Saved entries
==================================================
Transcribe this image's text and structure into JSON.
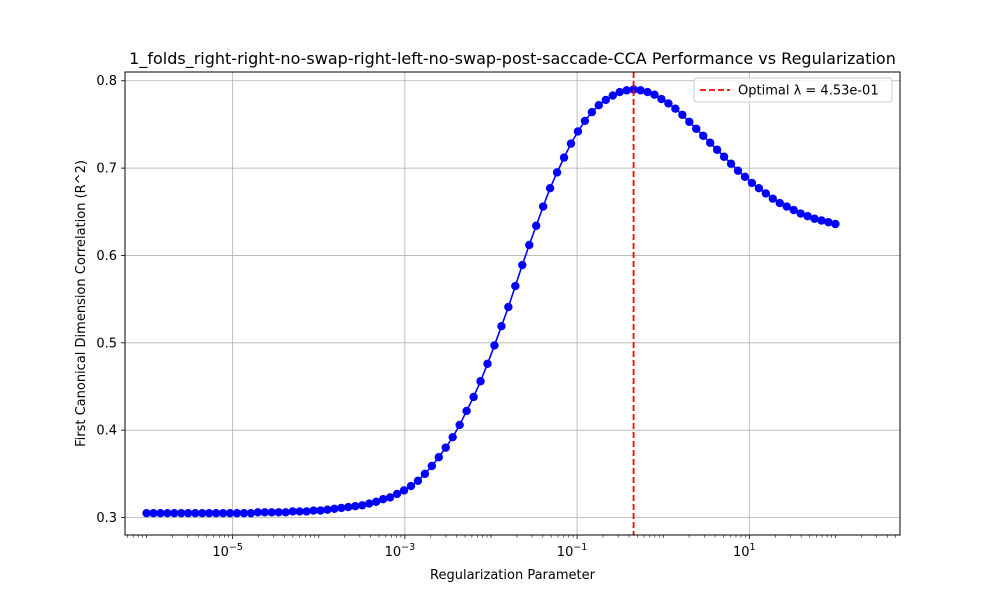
{
  "chart_data": {
    "type": "line",
    "title": "1_folds_right-right-no-swap-right-left-no-swap-post-saccade-CCA Performance vs Regularization",
    "xlabel": "Regularization Parameter",
    "ylabel": "First Canonical Dimension Correlation (R^2)",
    "x_scale": "log",
    "xlim_exponent": [
      -6.25,
      2.75
    ],
    "ylim": [
      0.28,
      0.81
    ],
    "x_ticks": [
      {
        "base": "10",
        "exp": "−5",
        "value": 1e-05
      },
      {
        "base": "10",
        "exp": "−3",
        "value": 0.001
      },
      {
        "base": "10",
        "exp": "−1",
        "value": 0.1
      },
      {
        "base": "10",
        "exp": "1",
        "value": 10
      }
    ],
    "y_ticks": [
      "0.3",
      "0.4",
      "0.5",
      "0.6",
      "0.7",
      "0.8"
    ],
    "grid": true,
    "legend_position": "top-right",
    "colors": {
      "series": "#0000ff",
      "optimal": "#ff0000",
      "grid": "#b0b0b0"
    },
    "series": [
      {
        "x_log10_range": [
          -6,
          2
        ],
        "n_points": 100,
        "values": [
          0.305,
          0.305,
          0.305,
          0.305,
          0.305,
          0.305,
          0.305,
          0.305,
          0.305,
          0.305,
          0.305,
          0.305,
          0.305,
          0.305,
          0.305,
          0.305,
          0.306,
          0.306,
          0.306,
          0.306,
          0.306,
          0.307,
          0.307,
          0.307,
          0.308,
          0.308,
          0.309,
          0.31,
          0.311,
          0.312,
          0.313,
          0.314,
          0.316,
          0.318,
          0.321,
          0.323,
          0.327,
          0.331,
          0.336,
          0.342,
          0.35,
          0.359,
          0.369,
          0.38,
          0.392,
          0.406,
          0.422,
          0.438,
          0.456,
          0.476,
          0.497,
          0.519,
          0.541,
          0.565,
          0.589,
          0.612,
          0.634,
          0.656,
          0.677,
          0.695,
          0.712,
          0.728,
          0.742,
          0.754,
          0.764,
          0.772,
          0.778,
          0.783,
          0.787,
          0.789,
          0.79,
          0.789,
          0.787,
          0.784,
          0.779,
          0.774,
          0.768,
          0.761,
          0.753,
          0.745,
          0.737,
          0.729,
          0.721,
          0.713,
          0.705,
          0.697,
          0.69,
          0.683,
          0.677,
          0.671,
          0.665,
          0.66,
          0.656,
          0.652,
          0.648,
          0.645,
          0.642,
          0.64,
          0.638,
          0.636
        ]
      }
    ],
    "optimal": {
      "x": 0.453,
      "label": "Optimal λ = 4.53e-01"
    }
  }
}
==================================================
_THE REQUEST_. Copy out each line exactly, without the pictures.

_EXERCISE RESULT_.
Transcribe this image's text and structure into JSON.
{
  "chart_data": {
    "type": "line",
    "title": "1_folds_right-right-no-swap-right-left-no-swap-post-saccade-CCA Performance vs Regularization",
    "xlabel": "Regularization Parameter",
    "ylabel": "First Canonical Dimension Correlation (R^2)",
    "x_scale": "log",
    "xlim_exponent": [
      -6.25,
      2.75
    ],
    "ylim": [
      0.28,
      0.81
    ],
    "x_ticks": [
      {
        "base": "10",
        "exp": "−5",
        "value": 1e-05
      },
      {
        "base": "10",
        "exp": "−3",
        "value": 0.001
      },
      {
        "base": "10",
        "exp": "−1",
        "value": 0.1
      },
      {
        "base": "10",
        "exp": "1",
        "value": 10
      }
    ],
    "y_ticks": [
      "0.3",
      "0.4",
      "0.5",
      "0.6",
      "0.7",
      "0.8"
    ],
    "grid": true,
    "legend_position": "top-right",
    "colors": {
      "series": "#0000ff",
      "optimal": "#ff0000",
      "grid": "#b0b0b0"
    },
    "series": [
      {
        "x_log10_range": [
          -6,
          2
        ],
        "n_points": 100,
        "values": [
          0.305,
          0.305,
          0.305,
          0.305,
          0.305,
          0.305,
          0.305,
          0.305,
          0.305,
          0.305,
          0.305,
          0.305,
          0.305,
          0.305,
          0.305,
          0.305,
          0.306,
          0.306,
          0.306,
          0.306,
          0.306,
          0.307,
          0.307,
          0.307,
          0.308,
          0.308,
          0.309,
          0.31,
          0.311,
          0.312,
          0.313,
          0.314,
          0.316,
          0.318,
          0.321,
          0.323,
          0.327,
          0.331,
          0.336,
          0.342,
          0.35,
          0.359,
          0.369,
          0.38,
          0.392,
          0.406,
          0.422,
          0.438,
          0.456,
          0.476,
          0.497,
          0.519,
          0.541,
          0.565,
          0.589,
          0.612,
          0.634,
          0.656,
          0.677,
          0.695,
          0.712,
          0.728,
          0.742,
          0.754,
          0.764,
          0.772,
          0.778,
          0.783,
          0.787,
          0.789,
          0.79,
          0.789,
          0.787,
          0.784,
          0.779,
          0.774,
          0.768,
          0.761,
          0.753,
          0.745,
          0.737,
          0.729,
          0.721,
          0.713,
          0.705,
          0.697,
          0.69,
          0.683,
          0.677,
          0.671,
          0.665,
          0.66,
          0.656,
          0.652,
          0.648,
          0.645,
          0.642,
          0.64,
          0.638,
          0.636
        ]
      }
    ],
    "optimal": {
      "x": 0.453,
      "label": "Optimal λ = 4.53e-01"
    }
  }
}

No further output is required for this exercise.